WHAT THE EXERCISE ASKS:
Without the pictures, return each record as it appears.
+++++
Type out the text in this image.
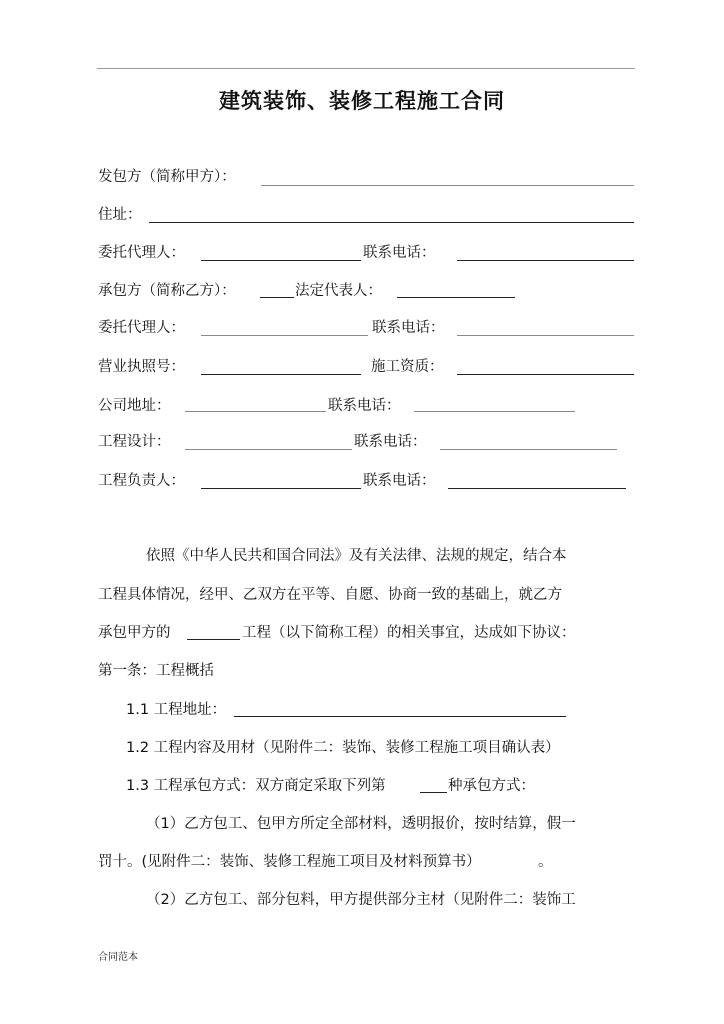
建筑装饰、装修工程施工合同
发包方（简称甲方）：
住址：
委托代理人：	联系电话：
承包方（简称乙方）：	法定代表人：
委托代理人：	联系电话：
营业执照号：	施工资质：
公司地址：	联系电话：
工程设计：	联系电话：
工程负责人：	联系电话：
依照《中华人民共和国合同法》及有关法律、法规的规定，结合本
工程具体情况，经甲、乙双方在平等、自愿、协商一致的基础上，就乙方
承包甲方的	工程（以下简称工程）的相关事宜，达成如下协议：
第一条：工程概括
1.1 工程地址：
1.2 工程内容及用材（见附件二：装饰、装修工程施工项目确认表）
1.3 工程承包方式：双方商定采取下列第	种承包方式：
（1）乙方包工、包甲方所定全部材料，透明报价，按时结算，假一
罚十。(见附件二：装饰、装修工程施工项目及材料预算书）	。
（2）乙方包工、部分包料，甲方提供部分主材（见附件二：装饰工
合同范本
+++++
RESULT:
Type out the text in this image.
建筑装饰、装修工程施工合同
发包方（简称甲方）：
住址：
委托代理人：	联系电话：
承包方（简称乙方）：	法定代表人：
委托代理人：	联系电话：
营业执照号：	施工资质：
公司地址：	联系电话：
工程设计：	联系电话：
工程负责人：	联系电话：
依照《中华人民共和国合同法》及有关法律、法规的规定，结合本
工程具体情况，经甲、乙双方在平等、自愿、协商一致的基础上，就乙方
承包甲方的	工程（以下简称工程）的相关事宜，达成如下协议：
第一条：工程概括
1.1 工程地址：
1.2 工程内容及用材（见附件二：装饰、装修工程施工项目确认表）
1.3 工程承包方式：双方商定采取下列第	种承包方式：
（1）乙方包工、包甲方所定全部材料，透明报价，按时结算，假一
罚十。(见附件二：装饰、装修工程施工项目及材料预算书）	。
（2）乙方包工、部分包料，甲方提供部分主材（见附件二：装饰工
合同范本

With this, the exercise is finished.